* Page:
━━━━━━━━

Paper and Pencil

For other uses, see Paper (disambiguation).

Piece of paper

Paper is a thin, flat material produced by the compression of fibres. The fibres used are usually natural and based upon cellulose. The most common material is wood pulp from pulpwood (largely softwood) trees such as spruces, but other vegetable fibre materials including cotton, hemp, linen, and rice may be used. A stack of 500 sheets of paper is called a ream. Though generally considered a flexible material, the edges of paper sheets can act as very thin, fine-toothed saws, leading to paper cuts.

Manufacturing

International Paper Company: kraft paper mill, located in Georgetown, South Carolina

Whether done by hand or with a paper machine, the paper making process has three simple steps:

Preparation of the fibres

The material to be used for making paper is first converted into pulp, a concentrated mixture of fibres suspended in liquid. The source of fibre is often natural (softwood, hardwood, etc.) or recycled (old corrugated boxes, newsprint, mixed office waste, etc.).

When natural materials are used to make paper, it is essential to break down the lignin inside of the cell walls. This may be done mechanically or the lignin can be removed completely by a chemical process. These processes are not needed when breaking down recycled fibres.

Pulp that has been broken down mechanically is often known as "groundwood pulp". The mechanical process to break down the wood chips into fibers uses no chemicals. Since the lignin is retained in mechanical pulp, there is a relatively high yield (90-98%) However, since the lignin is retained in pulp, paper made from this grade will tend to yellow when exposed to air and light. Because of this, mechanical pulp is most often used for newspapers and other non-permanent goods.

Pulp that is broken down chemically is known as "chemical pulp" The main purpose of a chemical pulping process is to break down the chemical structure of lignin and render is soluable in a liquid (most often water) so it may be washed from the remaining fibers. Removing the lignin from the wood chips also serves to break apart the chips into fibers that compose the pulp.

Recycled fibres do not need to be pulped in the conventional sense. These fibres have already been treated once, so instead they need a more gentle process to break the fibers apart while preserving their integrity.

Once the fibres have been extracted, they may also be bleached, dyed, or have additional ingredients added to alter the appearance of the final product. The addition of Kaolin (or calcium carbonate) for example results in the glossy papers typically used for magazines.

━━━━━━━━

* Data supplied:
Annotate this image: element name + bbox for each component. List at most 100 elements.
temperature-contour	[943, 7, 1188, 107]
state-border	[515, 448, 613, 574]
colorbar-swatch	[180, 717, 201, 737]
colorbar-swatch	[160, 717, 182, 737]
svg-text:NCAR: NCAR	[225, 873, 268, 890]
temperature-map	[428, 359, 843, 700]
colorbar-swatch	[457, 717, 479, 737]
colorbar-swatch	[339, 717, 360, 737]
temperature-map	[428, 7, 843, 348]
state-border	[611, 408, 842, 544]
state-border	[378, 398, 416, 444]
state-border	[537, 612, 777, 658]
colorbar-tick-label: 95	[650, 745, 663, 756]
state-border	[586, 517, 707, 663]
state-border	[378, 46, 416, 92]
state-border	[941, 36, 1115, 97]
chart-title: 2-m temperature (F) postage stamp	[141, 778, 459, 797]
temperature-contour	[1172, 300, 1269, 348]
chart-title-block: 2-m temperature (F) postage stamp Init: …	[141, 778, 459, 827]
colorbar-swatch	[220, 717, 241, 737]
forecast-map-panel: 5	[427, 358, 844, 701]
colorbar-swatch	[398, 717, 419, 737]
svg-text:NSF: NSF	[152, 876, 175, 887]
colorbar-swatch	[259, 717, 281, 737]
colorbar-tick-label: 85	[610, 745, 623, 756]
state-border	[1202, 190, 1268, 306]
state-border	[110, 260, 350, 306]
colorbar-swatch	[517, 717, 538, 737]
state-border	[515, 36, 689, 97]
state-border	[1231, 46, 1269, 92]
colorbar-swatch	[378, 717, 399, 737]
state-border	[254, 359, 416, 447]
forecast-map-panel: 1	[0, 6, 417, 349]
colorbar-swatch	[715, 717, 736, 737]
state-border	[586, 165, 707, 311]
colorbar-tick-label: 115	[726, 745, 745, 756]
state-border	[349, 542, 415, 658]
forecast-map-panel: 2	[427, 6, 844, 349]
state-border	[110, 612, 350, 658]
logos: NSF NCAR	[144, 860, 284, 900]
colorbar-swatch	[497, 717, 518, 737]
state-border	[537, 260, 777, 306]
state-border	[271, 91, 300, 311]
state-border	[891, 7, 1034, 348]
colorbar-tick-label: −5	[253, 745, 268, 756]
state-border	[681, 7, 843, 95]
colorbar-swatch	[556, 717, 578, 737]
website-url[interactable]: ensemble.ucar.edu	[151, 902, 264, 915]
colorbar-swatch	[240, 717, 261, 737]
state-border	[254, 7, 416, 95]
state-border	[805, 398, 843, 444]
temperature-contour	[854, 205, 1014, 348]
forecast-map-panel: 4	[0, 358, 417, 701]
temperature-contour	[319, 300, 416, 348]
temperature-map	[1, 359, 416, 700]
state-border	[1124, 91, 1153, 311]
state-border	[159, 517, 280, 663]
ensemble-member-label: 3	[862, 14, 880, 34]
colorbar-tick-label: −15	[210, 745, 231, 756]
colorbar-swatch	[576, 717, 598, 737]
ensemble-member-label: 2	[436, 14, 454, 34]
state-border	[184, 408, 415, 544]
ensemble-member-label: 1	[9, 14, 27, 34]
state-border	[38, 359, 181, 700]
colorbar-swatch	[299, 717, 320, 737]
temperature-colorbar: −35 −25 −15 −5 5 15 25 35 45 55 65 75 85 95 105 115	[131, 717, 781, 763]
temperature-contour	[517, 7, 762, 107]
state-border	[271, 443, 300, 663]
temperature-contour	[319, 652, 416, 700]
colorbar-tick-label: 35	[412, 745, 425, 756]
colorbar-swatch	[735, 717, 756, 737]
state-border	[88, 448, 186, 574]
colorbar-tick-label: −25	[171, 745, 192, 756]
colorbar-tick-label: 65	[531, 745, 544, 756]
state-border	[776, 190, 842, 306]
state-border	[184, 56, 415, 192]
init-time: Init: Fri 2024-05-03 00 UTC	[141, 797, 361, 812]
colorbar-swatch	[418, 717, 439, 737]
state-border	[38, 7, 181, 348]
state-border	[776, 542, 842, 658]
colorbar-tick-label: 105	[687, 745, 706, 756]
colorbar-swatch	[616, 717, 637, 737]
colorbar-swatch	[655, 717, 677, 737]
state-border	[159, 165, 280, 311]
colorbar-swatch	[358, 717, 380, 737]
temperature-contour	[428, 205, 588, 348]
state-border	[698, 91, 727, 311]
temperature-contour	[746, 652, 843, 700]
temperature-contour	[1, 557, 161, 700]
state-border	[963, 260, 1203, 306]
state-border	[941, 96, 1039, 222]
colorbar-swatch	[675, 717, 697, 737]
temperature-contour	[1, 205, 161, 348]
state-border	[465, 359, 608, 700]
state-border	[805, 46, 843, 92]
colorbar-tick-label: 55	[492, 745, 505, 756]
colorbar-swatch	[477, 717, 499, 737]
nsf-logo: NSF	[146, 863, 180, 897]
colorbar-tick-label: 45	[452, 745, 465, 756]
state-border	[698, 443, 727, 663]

━━━━━━━━

* Given exercise:
In the page on paper, what is a stack of 500 sheets of paper called?

* Reply to the task:
A ream.